Given request:
Copy the lines below as they are; omit the images they contain.

Information shown:
══════════

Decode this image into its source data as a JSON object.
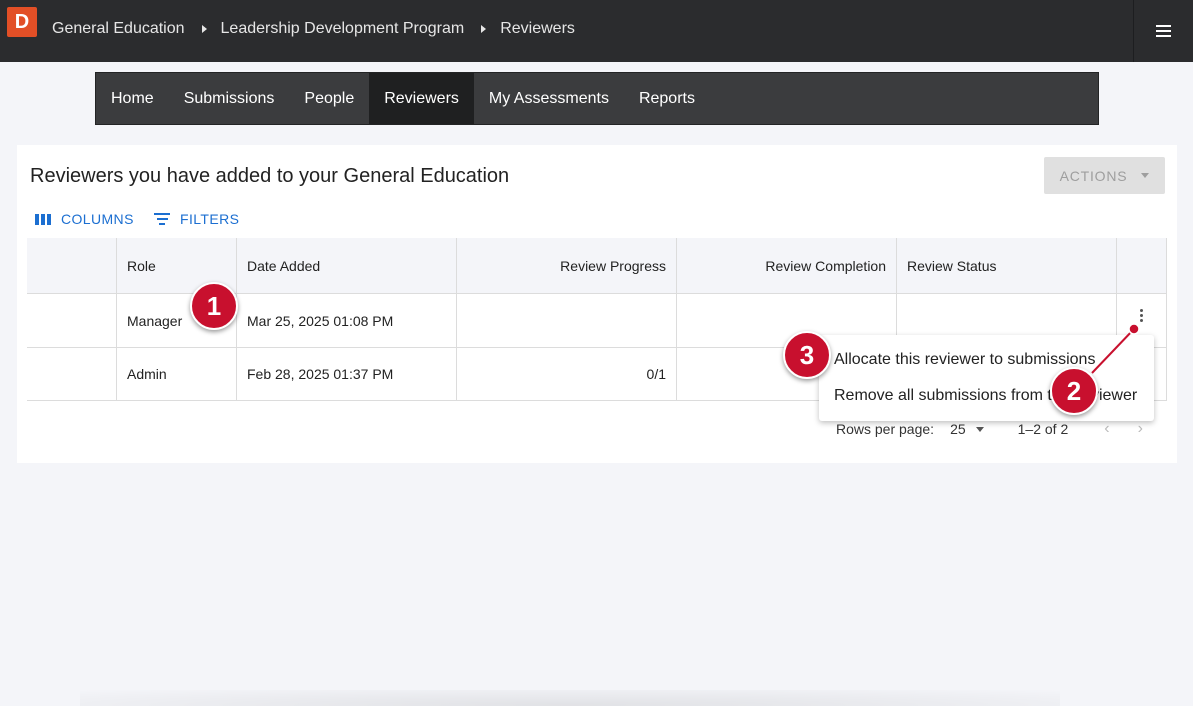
{
  "header": {
    "logo": "D",
    "breadcrumbs": [
      "General Education",
      "Leadership Development Program",
      "Reviewers"
    ]
  },
  "nav": {
    "tabs": [
      "Home",
      "Submissions",
      "People",
      "Reviewers",
      "My Assessments",
      "Reports"
    ],
    "active": "Reviewers"
  },
  "panel": {
    "title": "Reviewers you have added to your General Education",
    "actions_label": "ACTIONS",
    "columns_label": "COLUMNS",
    "filters_label": "FILTERS"
  },
  "table": {
    "headers": [
      "",
      "Role",
      "Date Added",
      "Review Progress",
      "Review Completion",
      "Review Status",
      ""
    ],
    "rows": [
      {
        "role": "Manager",
        "date_added": "Mar 25, 2025 01:08 PM",
        "progress": "",
        "completion": "",
        "status": ""
      },
      {
        "role": "Admin",
        "date_added": "Feb 28, 2025 01:37 PM",
        "progress": "0/1",
        "completion": "",
        "status": ""
      }
    ]
  },
  "pagination": {
    "rows_per_page_label": "Rows per page:",
    "rows_per_page": "25",
    "range": "1–2 of 2"
  },
  "context_menu": {
    "items": [
      "Allocate this reviewer to submissions",
      "Remove all submissions from this reviewer"
    ]
  },
  "annotations": [
    "1",
    "2",
    "3"
  ],
  "colors": {
    "topbar": "#2b2c2e",
    "logo": "#e24f26",
    "link": "#1c6fd1",
    "badge": "#c8102e"
  }
}
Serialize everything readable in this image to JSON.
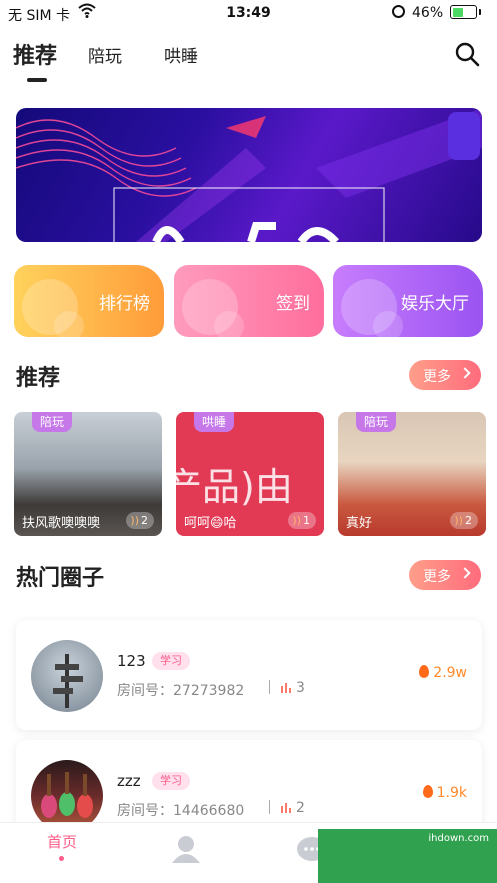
{
  "status_bar": {
    "carrier": "无 SIM 卡",
    "time": "13:49",
    "battery_percent": "46%",
    "battery_level": 0.46
  },
  "top_tabs": [
    {
      "label": "推荐",
      "active": true
    },
    {
      "label": "陪玩",
      "active": false
    },
    {
      "label": "哄睡",
      "active": false
    }
  ],
  "icons": {
    "search": "search-icon",
    "wifi": "wifi-icon",
    "lock": "orientation-lock-icon",
    "battery": "battery-icon"
  },
  "quick_entries": [
    {
      "label": "排行榜",
      "color": "#ff9c3a"
    },
    {
      "label": "签到",
      "color": "#ff6e9d"
    },
    {
      "label": "娱乐大厅",
      "color": "#9b53f2"
    }
  ],
  "recommend": {
    "title": "推荐",
    "more_label": "更多",
    "rooms": [
      {
        "tag": "陪玩",
        "name": "扶风歌噢噢噢",
        "count": "2"
      },
      {
        "tag": "哄睡",
        "name": "呵呵😄哈",
        "count": "1",
        "bg_text": "产品)由"
      },
      {
        "tag": "陪玩",
        "name": "真好",
        "count": "2"
      }
    ]
  },
  "hot_circles": {
    "title": "热门圈子",
    "more_label": "更多",
    "items": [
      {
        "name": "123",
        "tag": "学习",
        "room_label": "房间号：",
        "room_no": "27273982",
        "members": "3",
        "heat": "2.9w"
      },
      {
        "name": "zzz",
        "tag": "学习",
        "room_label": "房间号：",
        "room_no": "14466680",
        "members": "2",
        "heat": "1.9k"
      }
    ]
  },
  "bottom_nav": {
    "home_label": "首页"
  },
  "watermark": "ihdown.com",
  "colors": {
    "accent": "#ff5c8a",
    "more_gradient_start": "#ff9e8a",
    "heat": "#ff8a2a"
  }
}
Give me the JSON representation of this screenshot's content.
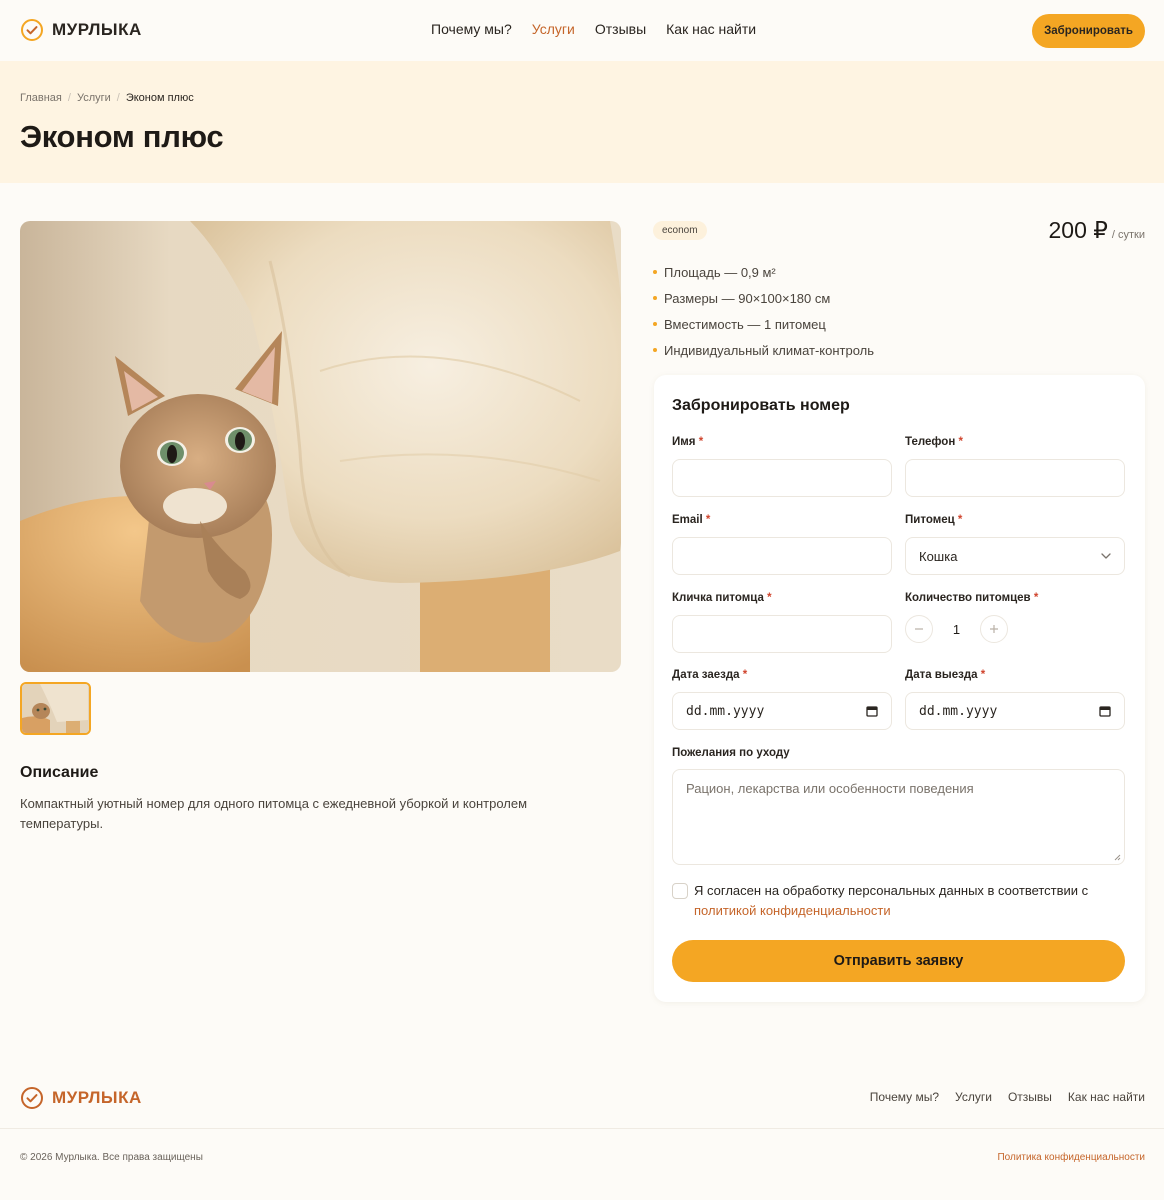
{
  "header": {
    "logo_text": "МУРЛЫКА",
    "nav": [
      {
        "label": "Почему мы?",
        "active": false
      },
      {
        "label": "Услуги",
        "active": true
      },
      {
        "label": "Отзывы",
        "active": false
      },
      {
        "label": "Как нас найти",
        "active": false
      }
    ],
    "book_button": "Забронировать"
  },
  "breadcrumb": {
    "home": "Главная",
    "services": "Услуги",
    "current": "Эконом плюс",
    "separator": "/"
  },
  "page": {
    "title": "Эконом плюс"
  },
  "gallery": {
    "main_image": "kitten-in-cat-tree-photo",
    "thumbnails_count": 1
  },
  "description": {
    "title": "Описание",
    "text": "Компактный уютный номер для одного питомца с ежедневной уборкой и контролем температуры."
  },
  "room": {
    "badge": "econom",
    "price": "200 ₽",
    "price_unit": "/ сутки",
    "features": [
      "Площадь — 0,9 м²",
      "Размеры — 90×100×180 см",
      "Вместимость — 1 питомец",
      "Индивидуальный климат-контроль"
    ]
  },
  "form": {
    "title": "Забронировать номер",
    "required_mark": "*",
    "name_label": "Имя",
    "name_value": "",
    "phone_label": "Телефон",
    "phone_value": "",
    "email_label": "Email",
    "email_value": "",
    "pet_label": "Питомец",
    "pet_value": "Кошка",
    "pet_name_label": "Кличка питомца",
    "pet_name_value": "",
    "pet_count_label": "Количество питомцев",
    "pet_count_value": "1",
    "checkin_label": "Дата заезда",
    "checkin_placeholder": "dd.mm.yyyy",
    "checkout_label": "Дата выезда",
    "checkout_placeholder": "dd.mm.yyyy",
    "wishes_label": "Пожелания по уходу",
    "wishes_placeholder": "Рацион, лекарства или особенности поведения",
    "consent_text": "Я согласен на обработку персональных данных в соответствии с",
    "consent_link": "политикой конфиденциальности",
    "consent_checked": false,
    "submit": "Отправить заявку"
  },
  "footer": {
    "logo_text": "МУРЛЫКА",
    "nav": [
      "Почему мы?",
      "Услуги",
      "Отзывы",
      "Как нас найти"
    ],
    "copyright": "© 2026 Мурлыка. Все права защищены",
    "privacy": "Политика конфиденциальности"
  },
  "colors": {
    "accent": "#f4a623",
    "brand_rust": "#c5652a",
    "hero_bg": "#fef4e2",
    "page_bg": "#fdfbf7",
    "required": "#d0452e"
  }
}
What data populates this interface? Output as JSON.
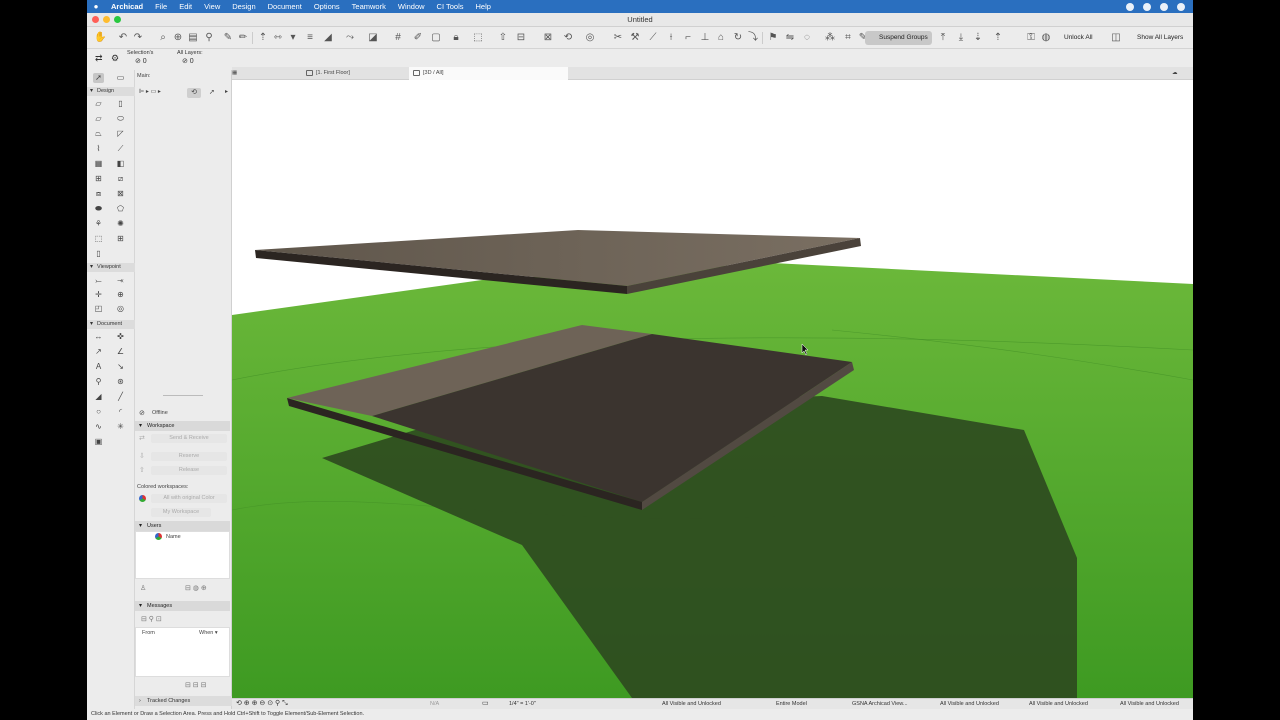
{
  "menubar": {
    "app": "Archicad",
    "items": [
      "File",
      "Edit",
      "View",
      "Design",
      "Document",
      "Options",
      "Teamwork",
      "Window",
      "CI Tools",
      "Help"
    ]
  },
  "window": {
    "title": "Untitled"
  },
  "toolbar": {
    "suspend_groups": "Suspend Groups",
    "unlock_all": "Unlock All",
    "show_all_layers": "Show All Layers"
  },
  "infobox": {
    "selections": "Selection's",
    "all_layers": "All Layers:",
    "main": "Main:"
  },
  "tabs": [
    {
      "label": "[1. First Floor]"
    },
    {
      "label": "[3D / All]"
    }
  ],
  "toolbox": {
    "sections": [
      "Design",
      "Viewpoint",
      "Document"
    ]
  },
  "teamwork": {
    "status": "Offline",
    "workspace_header": "Workspace",
    "send_receive": "Send & Receive",
    "reserve": "Reserve",
    "release": "Release",
    "colored_workspaces": "Colored workspaces:",
    "color_option": "All with original Color",
    "my_workspace": "My Workspace",
    "users_header": "Users",
    "name_col": "Name",
    "messages_header": "Messages",
    "from_col": "From",
    "when_col": "When",
    "tracked_changes": "Tracked Changes"
  },
  "statusbar": {
    "na": "N/A",
    "scale": "1/4\"   =   1'-0\"",
    "layer_combo": "All Visible and Unlocked",
    "model": "Entire Model",
    "view": "GSNA Archicad View...",
    "layer2": "All Visible and Unlocked",
    "layer3": "All Visible and Unlocked",
    "layer4": "All Visible and Unlocked",
    "layer5": "All Visible and Unlocked"
  },
  "hint": "Click an Element or Draw a Selection Area. Press and Hold Ctrl+Shift to Toggle Element/Sub-Element Selection.",
  "colors": {
    "menubar": "#2a6fbf",
    "grass": "#4f9f2c",
    "slab_light": "#6e6357",
    "slab_dark": "#3b342f"
  }
}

══════════

Answer to this task:
Decode this image into its source data as a JSON object.
{
  "header": {
    "logo": "D",
    "breadcrumbs": [
      "General Education",
      "Leadership Development Program",
      "Reviewers"
    ]
  },
  "nav": {
    "tabs": [
      "Home",
      "Submissions",
      "People",
      "Reviewers",
      "My Assessments",
      "Reports"
    ],
    "active": "Reviewers"
  },
  "panel": {
    "title": "Reviewers you have added to your General Education",
    "actions_label": "ACTIONS",
    "columns_label": "COLUMNS",
    "filters_label": "FILTERS"
  },
  "table": {
    "headers": [
      "",
      "Role",
      "Date Added",
      "Review Progress",
      "Review Completion",
      "Review Status",
      ""
    ],
    "rows": [
      {
        "role": "Manager",
        "date_added": "Mar 25, 2025 01:08 PM",
        "progress": "",
        "completion": "",
        "status": ""
      },
      {
        "role": "Admin",
        "date_added": "Feb 28, 2025 01:37 PM",
        "progress": "0/1",
        "completion": "",
        "status": ""
      }
    ]
  },
  "pagination": {
    "rows_per_page_label": "Rows per page:",
    "rows_per_page": "25",
    "range": "1–2 of 2"
  },
  "context_menu": {
    "items": [
      "Allocate this reviewer to submissions",
      "Remove all submissions from this reviewer"
    ]
  },
  "annotations": [
    "1",
    "2",
    "3"
  ],
  "colors": {
    "topbar": "#2b2c2e",
    "logo": "#e24f26",
    "link": "#1c6fd1",
    "badge": "#c8102e"
  }
}
Serialize everything readable in this image to JSON.
{
  "status_bar": {
    "carrier": "无 SIM 卡",
    "time": "13:49",
    "battery_percent": "46%",
    "battery_level": 0.46
  },
  "top_tabs": [
    {
      "label": "推荐",
      "active": true
    },
    {
      "label": "陪玩",
      "active": false
    },
    {
      "label": "哄睡",
      "active": false
    }
  ],
  "icons": {
    "search": "search-icon",
    "wifi": "wifi-icon",
    "lock": "orientation-lock-icon",
    "battery": "battery-icon"
  },
  "quick_entries": [
    {
      "label": "排行榜",
      "color": "#ff9c3a"
    },
    {
      "label": "签到",
      "color": "#ff6e9d"
    },
    {
      "label": "娱乐大厅",
      "color": "#9b53f2"
    }
  ],
  "recommend": {
    "title": "推荐",
    "more_label": "更多",
    "rooms": [
      {
        "tag": "陪玩",
        "name": "扶风歌噢噢噢",
        "count": "2"
      },
      {
        "tag": "哄睡",
        "name": "呵呵😄哈",
        "count": "1",
        "bg_text": "产品)由"
      },
      {
        "tag": "陪玩",
        "name": "真好",
        "count": "2"
      }
    ]
  },
  "hot_circles": {
    "title": "热门圈子",
    "more_label": "更多",
    "items": [
      {
        "name": "123",
        "tag": "学习",
        "room_label": "房间号：",
        "room_no": "27273982",
        "members": "3",
        "heat": "2.9w"
      },
      {
        "name": "zzz",
        "tag": "学习",
        "room_label": "房间号：",
        "room_no": "14466680",
        "members": "2",
        "heat": "1.9k"
      }
    ]
  },
  "bottom_nav": {
    "home_label": "首页"
  },
  "watermark": "ihdown.com",
  "colors": {
    "accent": "#ff5c8a",
    "more_gradient_start": "#ff9e8a",
    "heat": "#ff8a2a"
  }
}
Give me the JSON representation of this screenshot's content.
{
  "header": {
    "logo_text": "МУРЛЫКА",
    "nav": [
      {
        "label": "Почему мы?",
        "active": false
      },
      {
        "label": "Услуги",
        "active": true
      },
      {
        "label": "Отзывы",
        "active": false
      },
      {
        "label": "Как нас найти",
        "active": false
      }
    ],
    "book_button": "Забронировать"
  },
  "breadcrumb": {
    "home": "Главная",
    "services": "Услуги",
    "current": "Эконом плюс",
    "separator": "/"
  },
  "page": {
    "title": "Эконом плюс"
  },
  "gallery": {
    "main_image": "kitten-in-cat-tree-photo",
    "thumbnails_count": 1
  },
  "description": {
    "title": "Описание",
    "text": "Компактный уютный номер для одного питомца с ежедневной уборкой и контролем температуры."
  },
  "room": {
    "badge": "econom",
    "price": "200 ₽",
    "price_unit": "/ сутки",
    "features": [
      "Площадь — 0,9 м²",
      "Размеры — 90×100×180 см",
      "Вместимость — 1 питомец",
      "Индивидуальный климат-контроль"
    ]
  },
  "form": {
    "title": "Забронировать номер",
    "required_mark": "*",
    "name_label": "Имя",
    "name_value": "",
    "phone_label": "Телефон",
    "phone_value": "",
    "email_label": "Email",
    "email_value": "",
    "pet_label": "Питомец",
    "pet_value": "Кошка",
    "pet_name_label": "Кличка питомца",
    "pet_name_value": "",
    "pet_count_label": "Количество питомцев",
    "pet_count_value": "1",
    "checkin_label": "Дата заезда",
    "checkin_placeholder": "dd.mm.yyyy",
    "checkout_label": "Дата выезда",
    "checkout_placeholder": "dd.mm.yyyy",
    "wishes_label": "Пожелания по уходу",
    "wishes_placeholder": "Рацион, лекарства или особенности поведения",
    "consent_text": "Я согласен на обработку персональных данных в соответствии с",
    "consent_link": "политикой конфиденциальности",
    "consent_checked": false,
    "submit": "Отправить заявку"
  },
  "footer": {
    "logo_text": "МУРЛЫКА",
    "nav": [
      "Почему мы?",
      "Услуги",
      "Отзывы",
      "Как нас найти"
    ],
    "copyright": "© 2026 Мурлыка. Все права защищены",
    "privacy": "Политика конфиденциальности"
  },
  "colors": {
    "accent": "#f4a623",
    "brand_rust": "#c5652a",
    "hero_bg": "#fef4e2",
    "page_bg": "#fdfbf7",
    "required": "#d0452e"
  }
}
What data populates this interface? Output as JSON.
{
  "menubar": {
    "app": "Archicad",
    "items": [
      "File",
      "Edit",
      "View",
      "Design",
      "Document",
      "Options",
      "Teamwork",
      "Window",
      "CI Tools",
      "Help"
    ]
  },
  "window": {
    "title": "Untitled"
  },
  "toolbar": {
    "suspend_groups": "Suspend Groups",
    "unlock_all": "Unlock All",
    "show_all_layers": "Show All Layers"
  },
  "infobox": {
    "selections": "Selection's",
    "all_layers": "All Layers:",
    "main": "Main:"
  },
  "tabs": [
    {
      "label": "[1. First Floor]"
    },
    {
      "label": "[3D / All]"
    }
  ],
  "toolbox": {
    "sections": [
      "Design",
      "Viewpoint",
      "Document"
    ]
  },
  "teamwork": {
    "status": "Offline",
    "workspace_header": "Workspace",
    "send_receive": "Send & Receive",
    "reserve": "Reserve",
    "release": "Release",
    "colored_workspaces": "Colored workspaces:",
    "color_option": "All with original Color",
    "my_workspace": "My Workspace",
    "users_header": "Users",
    "name_col": "Name",
    "messages_header": "Messages",
    "from_col": "From",
    "when_col": "When",
    "tracked_changes": "Tracked Changes"
  },
  "statusbar": {
    "na": "N/A",
    "scale": "1/4\"   =   1'-0\"",
    "layer_combo": "All Visible and Unlocked",
    "model": "Entire Model",
    "view": "GSNA Archicad View...",
    "layer2": "All Visible and Unlocked",
    "layer3": "All Visible and Unlocked",
    "layer4": "All Visible and Unlocked",
    "layer5": "All Visible and Unlocked"
  },
  "hint": "Click an Element or Draw a Selection Area. Press and Hold Ctrl+Shift to Toggle Element/Sub-Element Selection.",
  "colors": {
    "menubar": "#2a6fbf",
    "grass": "#4f9f2c",
    "slab_light": "#6e6357",
    "slab_dark": "#3b342f"
  }
}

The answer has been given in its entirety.